╭─ Dataset records

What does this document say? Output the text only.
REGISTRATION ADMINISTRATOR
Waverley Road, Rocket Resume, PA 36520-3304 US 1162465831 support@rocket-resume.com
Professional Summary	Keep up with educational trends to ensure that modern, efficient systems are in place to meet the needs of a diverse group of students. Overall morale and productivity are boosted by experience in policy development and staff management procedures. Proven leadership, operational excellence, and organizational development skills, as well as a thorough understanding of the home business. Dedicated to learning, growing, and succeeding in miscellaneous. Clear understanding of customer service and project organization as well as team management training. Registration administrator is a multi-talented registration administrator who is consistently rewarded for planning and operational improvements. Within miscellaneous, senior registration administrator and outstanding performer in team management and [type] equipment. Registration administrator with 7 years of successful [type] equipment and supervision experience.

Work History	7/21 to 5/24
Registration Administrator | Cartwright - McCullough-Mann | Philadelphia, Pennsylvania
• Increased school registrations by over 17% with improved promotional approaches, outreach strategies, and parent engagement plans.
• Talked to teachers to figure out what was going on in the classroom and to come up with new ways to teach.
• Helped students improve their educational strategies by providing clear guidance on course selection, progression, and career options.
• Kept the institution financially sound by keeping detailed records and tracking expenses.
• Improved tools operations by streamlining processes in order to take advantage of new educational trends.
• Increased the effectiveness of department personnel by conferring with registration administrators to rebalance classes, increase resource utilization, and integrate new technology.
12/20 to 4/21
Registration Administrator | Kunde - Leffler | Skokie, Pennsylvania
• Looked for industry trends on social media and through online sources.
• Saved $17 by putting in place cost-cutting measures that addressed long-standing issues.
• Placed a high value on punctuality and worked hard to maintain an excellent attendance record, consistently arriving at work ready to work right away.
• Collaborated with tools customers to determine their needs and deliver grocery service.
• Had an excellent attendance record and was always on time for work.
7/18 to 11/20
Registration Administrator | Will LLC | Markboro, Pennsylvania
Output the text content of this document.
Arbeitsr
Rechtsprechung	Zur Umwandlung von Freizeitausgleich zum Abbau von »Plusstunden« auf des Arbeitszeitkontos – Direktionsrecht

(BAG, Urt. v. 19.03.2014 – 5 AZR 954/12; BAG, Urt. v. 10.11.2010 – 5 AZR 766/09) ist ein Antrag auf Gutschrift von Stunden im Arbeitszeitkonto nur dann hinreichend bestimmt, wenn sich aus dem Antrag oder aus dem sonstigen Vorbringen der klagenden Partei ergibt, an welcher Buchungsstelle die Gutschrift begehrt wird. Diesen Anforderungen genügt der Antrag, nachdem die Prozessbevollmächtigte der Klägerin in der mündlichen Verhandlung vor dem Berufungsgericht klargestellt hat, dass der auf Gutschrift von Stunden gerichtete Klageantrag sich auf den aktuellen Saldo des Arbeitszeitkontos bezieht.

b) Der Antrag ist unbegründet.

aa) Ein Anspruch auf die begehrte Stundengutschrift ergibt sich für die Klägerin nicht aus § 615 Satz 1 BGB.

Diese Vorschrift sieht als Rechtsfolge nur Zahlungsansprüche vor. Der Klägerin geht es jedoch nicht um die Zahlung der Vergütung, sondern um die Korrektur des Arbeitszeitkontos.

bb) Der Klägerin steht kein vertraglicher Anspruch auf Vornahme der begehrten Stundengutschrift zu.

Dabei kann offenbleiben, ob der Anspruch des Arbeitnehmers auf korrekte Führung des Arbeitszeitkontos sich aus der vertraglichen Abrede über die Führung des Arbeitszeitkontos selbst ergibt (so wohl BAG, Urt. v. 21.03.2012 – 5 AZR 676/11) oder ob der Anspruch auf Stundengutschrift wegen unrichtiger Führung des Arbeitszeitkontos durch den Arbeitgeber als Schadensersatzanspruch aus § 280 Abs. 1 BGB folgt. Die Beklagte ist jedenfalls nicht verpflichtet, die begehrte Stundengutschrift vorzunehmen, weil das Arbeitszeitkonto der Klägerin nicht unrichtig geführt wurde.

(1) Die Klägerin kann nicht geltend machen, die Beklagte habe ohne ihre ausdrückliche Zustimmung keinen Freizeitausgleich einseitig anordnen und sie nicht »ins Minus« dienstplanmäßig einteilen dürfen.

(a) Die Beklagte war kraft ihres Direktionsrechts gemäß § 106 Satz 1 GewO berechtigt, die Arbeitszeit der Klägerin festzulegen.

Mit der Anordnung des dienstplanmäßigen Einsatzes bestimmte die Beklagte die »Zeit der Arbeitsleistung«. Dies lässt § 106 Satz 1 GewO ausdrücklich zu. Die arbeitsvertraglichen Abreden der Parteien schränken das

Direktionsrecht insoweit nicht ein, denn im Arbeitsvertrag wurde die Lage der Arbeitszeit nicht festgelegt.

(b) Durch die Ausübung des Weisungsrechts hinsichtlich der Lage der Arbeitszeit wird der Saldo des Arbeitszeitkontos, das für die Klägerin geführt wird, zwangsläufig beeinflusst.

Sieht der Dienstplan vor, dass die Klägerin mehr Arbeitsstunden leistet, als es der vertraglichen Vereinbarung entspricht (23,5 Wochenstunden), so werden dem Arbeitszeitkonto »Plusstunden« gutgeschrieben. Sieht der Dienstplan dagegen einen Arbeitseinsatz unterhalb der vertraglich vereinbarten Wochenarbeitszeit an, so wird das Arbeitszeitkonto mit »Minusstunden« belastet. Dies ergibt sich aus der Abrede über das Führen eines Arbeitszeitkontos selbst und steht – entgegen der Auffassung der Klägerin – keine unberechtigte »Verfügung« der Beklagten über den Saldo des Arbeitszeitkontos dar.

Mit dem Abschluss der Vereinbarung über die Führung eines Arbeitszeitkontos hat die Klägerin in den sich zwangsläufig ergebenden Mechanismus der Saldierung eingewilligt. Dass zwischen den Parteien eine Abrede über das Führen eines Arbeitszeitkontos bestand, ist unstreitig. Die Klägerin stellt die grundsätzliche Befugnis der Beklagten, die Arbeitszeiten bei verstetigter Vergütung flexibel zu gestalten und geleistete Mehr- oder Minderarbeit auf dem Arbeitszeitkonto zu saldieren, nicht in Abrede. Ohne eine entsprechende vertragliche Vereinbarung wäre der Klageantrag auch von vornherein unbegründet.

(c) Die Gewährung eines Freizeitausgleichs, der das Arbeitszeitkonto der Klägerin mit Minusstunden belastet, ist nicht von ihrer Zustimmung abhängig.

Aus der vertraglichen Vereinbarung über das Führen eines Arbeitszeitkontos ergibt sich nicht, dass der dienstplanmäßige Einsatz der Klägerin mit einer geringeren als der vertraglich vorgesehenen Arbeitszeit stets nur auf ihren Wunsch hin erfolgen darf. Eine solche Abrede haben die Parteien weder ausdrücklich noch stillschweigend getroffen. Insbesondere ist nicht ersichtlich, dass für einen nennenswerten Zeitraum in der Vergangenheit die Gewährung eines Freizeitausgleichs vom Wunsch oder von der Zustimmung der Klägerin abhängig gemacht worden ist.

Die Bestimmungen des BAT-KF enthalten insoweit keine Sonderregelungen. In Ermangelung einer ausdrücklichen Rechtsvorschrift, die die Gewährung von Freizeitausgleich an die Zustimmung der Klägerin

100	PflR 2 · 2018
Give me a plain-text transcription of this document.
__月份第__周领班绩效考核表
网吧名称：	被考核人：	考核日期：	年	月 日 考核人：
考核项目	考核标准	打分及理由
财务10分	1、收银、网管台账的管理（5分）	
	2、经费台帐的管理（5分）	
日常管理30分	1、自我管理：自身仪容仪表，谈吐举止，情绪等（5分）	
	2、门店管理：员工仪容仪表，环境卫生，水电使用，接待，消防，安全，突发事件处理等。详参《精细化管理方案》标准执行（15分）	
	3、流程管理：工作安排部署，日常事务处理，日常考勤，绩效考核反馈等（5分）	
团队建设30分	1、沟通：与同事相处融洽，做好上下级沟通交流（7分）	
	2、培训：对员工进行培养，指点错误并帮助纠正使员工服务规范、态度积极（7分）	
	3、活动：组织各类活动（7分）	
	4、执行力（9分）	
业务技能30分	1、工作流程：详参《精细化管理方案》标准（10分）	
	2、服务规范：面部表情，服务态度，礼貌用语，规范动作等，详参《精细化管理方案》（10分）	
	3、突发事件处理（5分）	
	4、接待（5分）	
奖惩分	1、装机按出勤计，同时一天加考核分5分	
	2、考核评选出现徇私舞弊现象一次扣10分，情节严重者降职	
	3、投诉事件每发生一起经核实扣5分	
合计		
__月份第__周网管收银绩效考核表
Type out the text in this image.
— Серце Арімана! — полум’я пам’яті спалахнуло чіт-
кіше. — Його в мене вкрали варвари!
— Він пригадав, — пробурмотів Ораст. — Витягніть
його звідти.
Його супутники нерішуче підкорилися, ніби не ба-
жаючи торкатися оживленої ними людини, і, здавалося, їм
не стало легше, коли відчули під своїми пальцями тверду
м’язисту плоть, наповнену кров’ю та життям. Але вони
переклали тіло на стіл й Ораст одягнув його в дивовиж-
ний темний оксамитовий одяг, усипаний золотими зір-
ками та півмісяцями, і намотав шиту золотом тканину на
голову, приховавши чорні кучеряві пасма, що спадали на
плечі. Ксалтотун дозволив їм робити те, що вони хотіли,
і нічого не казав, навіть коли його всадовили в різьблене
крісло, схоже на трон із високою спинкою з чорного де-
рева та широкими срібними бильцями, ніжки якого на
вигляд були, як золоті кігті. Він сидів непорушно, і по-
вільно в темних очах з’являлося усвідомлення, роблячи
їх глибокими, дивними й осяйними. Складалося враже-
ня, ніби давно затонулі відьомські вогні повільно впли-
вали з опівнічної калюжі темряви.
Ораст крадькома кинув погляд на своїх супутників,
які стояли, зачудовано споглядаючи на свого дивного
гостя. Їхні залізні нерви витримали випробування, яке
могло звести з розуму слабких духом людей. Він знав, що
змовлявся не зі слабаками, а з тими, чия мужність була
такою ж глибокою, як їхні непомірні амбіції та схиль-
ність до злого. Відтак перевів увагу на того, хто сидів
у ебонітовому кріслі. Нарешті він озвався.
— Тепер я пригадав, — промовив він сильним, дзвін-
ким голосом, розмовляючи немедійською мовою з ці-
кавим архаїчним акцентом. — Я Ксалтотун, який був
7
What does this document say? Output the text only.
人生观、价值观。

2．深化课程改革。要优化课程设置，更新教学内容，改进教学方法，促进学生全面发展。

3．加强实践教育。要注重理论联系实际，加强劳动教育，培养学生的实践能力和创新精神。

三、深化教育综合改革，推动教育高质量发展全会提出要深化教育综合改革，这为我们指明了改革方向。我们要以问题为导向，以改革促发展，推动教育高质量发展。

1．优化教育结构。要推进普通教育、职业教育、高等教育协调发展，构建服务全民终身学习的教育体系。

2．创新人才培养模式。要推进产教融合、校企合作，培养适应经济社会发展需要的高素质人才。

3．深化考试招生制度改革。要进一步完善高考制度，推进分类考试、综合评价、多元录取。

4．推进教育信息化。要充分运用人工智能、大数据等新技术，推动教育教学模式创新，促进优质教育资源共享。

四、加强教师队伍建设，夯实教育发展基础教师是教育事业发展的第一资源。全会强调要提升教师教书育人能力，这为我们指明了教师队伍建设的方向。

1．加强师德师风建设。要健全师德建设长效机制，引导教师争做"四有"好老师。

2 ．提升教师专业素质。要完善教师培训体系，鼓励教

╰─

- [Stated problem]: Filter the listing above by the word "wurde"; copy each line that passes.

- [Solution to this problem]:
Dabei kann offenbleiben, ob der Anspruch des Arbeitnehmers auf korrekte Führung des Arbeitszeitkontos sich aus der vertraglichen Abrede über die Führung des Arbeitszeitkontos selbst ergibt (so wohl BAG, Urt. v. 21.03.2012 – 5 AZR 676/11) oder ob der Anspruch auf Stundengutschrift wegen unrichtiger Führung des Arbeitszeitkontos durch den Arbeitgeber als Schadensersatzanspruch aus § 280 Abs. 1 BGB folgt. Die Beklagte ist jedenfalls nicht verpflichtet, die begehrte Stundengutschrift vorzunehmen, weil das Arbeitszeitkonto der Klägerin nicht unrichtig geführt wurde.
Direktionsrecht insoweit nicht ein, denn im Arbeitsvertrag wurde die Lage der Arbeitszeit nicht festgelegt.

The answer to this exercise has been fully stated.